Directive:
Give every line of the data again, unchanged, but with no pictures.

** start Exercise inputs **

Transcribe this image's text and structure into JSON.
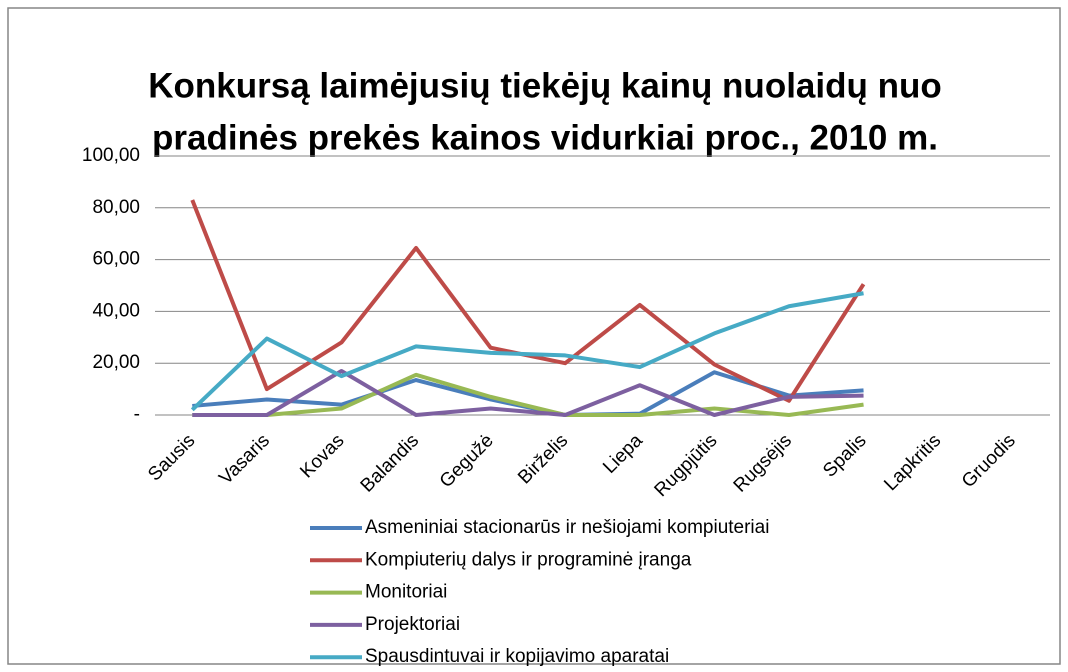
{
  "chart_data": {
    "type": "line",
    "title": [
      "Konkursą laimėjusių tiekėjų kainų nuolaidų nuo",
      "pradinės prekės kainos vidurkiai proc., 2010 m."
    ],
    "categories": [
      "Sausis",
      "Vasaris",
      "Kovas",
      "Balandis",
      "Gegužė",
      "Birželis",
      "Liepa",
      "Rugpjūtis",
      "Rugsėjis",
      "Spalis",
      "Lapkritis",
      "Gruodis"
    ],
    "series": [
      {
        "name": "Asmeniniai stacionarūs ir nešiojami kompiuteriai",
        "color": "#4a7ebb",
        "values": [
          3.5,
          6,
          4,
          13.5,
          6,
          0,
          0.5,
          16.5,
          7.5,
          9.5,
          null,
          null
        ]
      },
      {
        "name": "Kompiuterių dalys ir programinė įranga",
        "color": "#be4b48",
        "values": [
          83,
          10,
          28,
          64.5,
          26,
          20,
          42.5,
          19.5,
          5.5,
          50.5,
          null,
          null
        ]
      },
      {
        "name": "Monitoriai",
        "color": "#98b954",
        "values": [
          0,
          0,
          2.5,
          15.5,
          7,
          0,
          0,
          2.5,
          0,
          4,
          null,
          null
        ]
      },
      {
        "name": "Projektoriai",
        "color": "#7d60a0",
        "values": [
          0,
          0,
          17,
          0,
          2.5,
          0,
          11.5,
          0,
          7,
          7.5,
          null,
          null
        ]
      },
      {
        "name": "Spausdintuvai ir kopijavimo aparatai",
        "color": "#46aac5",
        "values": [
          2,
          29.5,
          15,
          26.5,
          24,
          23,
          18.5,
          31.5,
          42,
          47,
          null,
          null
        ]
      }
    ],
    "ylim": [
      0,
      100
    ],
    "yticks": [
      {
        "value": 0,
        "label": "-"
      },
      {
        "value": 20,
        "label": "20,00"
      },
      {
        "value": 40,
        "label": "40,00"
      },
      {
        "value": 60,
        "label": "60,00"
      },
      {
        "value": 80,
        "label": "80,00"
      },
      {
        "value": 100,
        "label": "100,00"
      }
    ],
    "grid": true,
    "legend": "bottom"
  }
}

** end Exercise inputs **

Expected output:
Transcribe this image's text and structure into JSON.
{
  "chart_data": {
    "type": "line",
    "title": [
      "Konkursą laimėjusių tiekėjų kainų nuolaidų nuo",
      "pradinės prekės kainos vidurkiai proc., 2010 m."
    ],
    "categories": [
      "Sausis",
      "Vasaris",
      "Kovas",
      "Balandis",
      "Gegužė",
      "Birželis",
      "Liepa",
      "Rugpjūtis",
      "Rugsėjis",
      "Spalis",
      "Lapkritis",
      "Gruodis"
    ],
    "series": [
      {
        "name": "Asmeniniai stacionarūs ir nešiojami kompiuteriai",
        "color": "#4a7ebb",
        "values": [
          3.5,
          6,
          4,
          13.5,
          6,
          0,
          0.5,
          16.5,
          7.5,
          9.5,
          null,
          null
        ]
      },
      {
        "name": "Kompiuterių dalys ir programinė įranga",
        "color": "#be4b48",
        "values": [
          83,
          10,
          28,
          64.5,
          26,
          20,
          42.5,
          19.5,
          5.5,
          50.5,
          null,
          null
        ]
      },
      {
        "name": "Monitoriai",
        "color": "#98b954",
        "values": [
          0,
          0,
          2.5,
          15.5,
          7,
          0,
          0,
          2.5,
          0,
          4,
          null,
          null
        ]
      },
      {
        "name": "Projektoriai",
        "color": "#7d60a0",
        "values": [
          0,
          0,
          17,
          0,
          2.5,
          0,
          11.5,
          0,
          7,
          7.5,
          null,
          null
        ]
      },
      {
        "name": "Spausdintuvai ir kopijavimo aparatai",
        "color": "#46aac5",
        "values": [
          2,
          29.5,
          15,
          26.5,
          24,
          23,
          18.5,
          31.5,
          42,
          47,
          null,
          null
        ]
      }
    ],
    "ylim": [
      0,
      100
    ],
    "yticks": [
      {
        "value": 0,
        "label": "-"
      },
      {
        "value": 20,
        "label": "20,00"
      },
      {
        "value": 40,
        "label": "40,00"
      },
      {
        "value": 60,
        "label": "60,00"
      },
      {
        "value": 80,
        "label": "80,00"
      },
      {
        "value": 100,
        "label": "100,00"
      }
    ],
    "grid": true,
    "legend": "bottom"
  }
}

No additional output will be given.